Extracted data entries
+++
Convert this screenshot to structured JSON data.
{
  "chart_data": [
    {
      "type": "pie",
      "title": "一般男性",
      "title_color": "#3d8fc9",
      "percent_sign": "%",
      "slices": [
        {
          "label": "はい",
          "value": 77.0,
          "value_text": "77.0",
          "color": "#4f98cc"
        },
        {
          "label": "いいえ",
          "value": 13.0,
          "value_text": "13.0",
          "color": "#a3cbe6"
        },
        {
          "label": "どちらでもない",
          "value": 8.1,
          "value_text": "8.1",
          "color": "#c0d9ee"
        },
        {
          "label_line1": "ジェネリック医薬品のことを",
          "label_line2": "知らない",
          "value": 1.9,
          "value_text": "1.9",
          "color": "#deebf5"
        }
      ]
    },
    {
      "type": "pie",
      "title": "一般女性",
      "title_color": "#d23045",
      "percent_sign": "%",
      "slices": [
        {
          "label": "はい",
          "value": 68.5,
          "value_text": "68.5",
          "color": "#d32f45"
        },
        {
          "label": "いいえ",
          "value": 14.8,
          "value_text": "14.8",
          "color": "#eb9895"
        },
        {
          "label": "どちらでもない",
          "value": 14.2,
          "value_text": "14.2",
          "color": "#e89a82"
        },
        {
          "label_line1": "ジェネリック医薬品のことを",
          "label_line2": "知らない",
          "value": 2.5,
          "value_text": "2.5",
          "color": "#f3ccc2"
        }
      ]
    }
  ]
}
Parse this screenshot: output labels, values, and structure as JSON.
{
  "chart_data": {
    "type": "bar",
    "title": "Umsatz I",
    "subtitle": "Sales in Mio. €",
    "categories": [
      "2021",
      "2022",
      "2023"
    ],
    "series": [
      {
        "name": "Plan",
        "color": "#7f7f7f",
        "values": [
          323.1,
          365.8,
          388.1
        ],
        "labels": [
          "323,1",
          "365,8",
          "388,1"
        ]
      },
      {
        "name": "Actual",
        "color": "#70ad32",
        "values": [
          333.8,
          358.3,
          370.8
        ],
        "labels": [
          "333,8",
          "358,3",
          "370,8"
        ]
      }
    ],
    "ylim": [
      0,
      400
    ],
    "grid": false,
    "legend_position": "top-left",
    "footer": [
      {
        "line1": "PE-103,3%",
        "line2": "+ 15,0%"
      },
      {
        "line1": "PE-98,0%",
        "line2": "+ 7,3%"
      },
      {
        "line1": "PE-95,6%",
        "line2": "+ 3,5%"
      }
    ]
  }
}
+++
--- WHAT THE TASK REQUIRES ---
Give back the whole listing, word for word.

--- CORRECT ANSWER ---
Convert this screenshot to structured JSON data.
{
  "chart_data": [
    {
      "type": "pie",
      "title": "一般男性",
      "title_color": "#3d8fc9",
      "percent_sign": "%",
      "slices": [
        {
          "label": "はい",
          "value": 77.0,
          "value_text": "77.0",
          "color": "#4f98cc"
        },
        {
          "label": "いいえ",
          "value": 13.0,
          "value_text": "13.0",
          "color": "#a3cbe6"
        },
        {
          "label": "どちらでもない",
          "value": 8.1,
          "value_text": "8.1",
          "color": "#c0d9ee"
        },
        {
          "label_line1": "ジェネリック医薬品のことを",
          "label_line2": "知らない",
          "value": 1.9,
          "value_text": "1.9",
          "color": "#deebf5"
        }
      ]
    },
    {
      "type": "pie",
      "title": "一般女性",
      "title_color": "#d23045",
      "percent_sign": "%",
      "slices": [
        {
          "label": "はい",
          "value": 68.5,
          "value_text": "68.5",
          "color": "#d32f45"
        },
        {
          "label": "いいえ",
          "value": 14.8,
          "value_text": "14.8",
          "color": "#eb9895"
        },
        {
          "label": "どちらでもない",
          "value": 14.2,
          "value_text": "14.2",
          "color": "#e89a82"
        },
        {
          "label_line1": "ジェネリック医薬品のことを",
          "label_line2": "知らない",
          "value": 2.5,
          "value_text": "2.5",
          "color": "#f3ccc2"
        }
      ]
    }
  ]
}
Parse this screenshot: output labels, values, and structure as JSON.
{
  "chart_data": {
    "type": "bar",
    "title": "Umsatz I",
    "subtitle": "Sales in Mio. €",
    "categories": [
      "2021",
      "2022",
      "2023"
    ],
    "series": [
      {
        "name": "Plan",
        "color": "#7f7f7f",
        "values": [
          323.1,
          365.8,
          388.1
        ],
        "labels": [
          "323,1",
          "365,8",
          "388,1"
        ]
      },
      {
        "name": "Actual",
        "color": "#70ad32",
        "values": [
          333.8,
          358.3,
          370.8
        ],
        "labels": [
          "333,8",
          "358,3",
          "370,8"
        ]
      }
    ],
    "ylim": [
      0,
      400
    ],
    "grid": false,
    "legend_position": "top-left",
    "footer": [
      {
        "line1": "PE-103,3%",
        "line2": "+ 15,0%"
      },
      {
        "line1": "PE-98,0%",
        "line2": "+ 7,3%"
      },
      {
        "line1": "PE-95,6%",
        "line2": "+ 3,5%"
      }
    ]
  }
}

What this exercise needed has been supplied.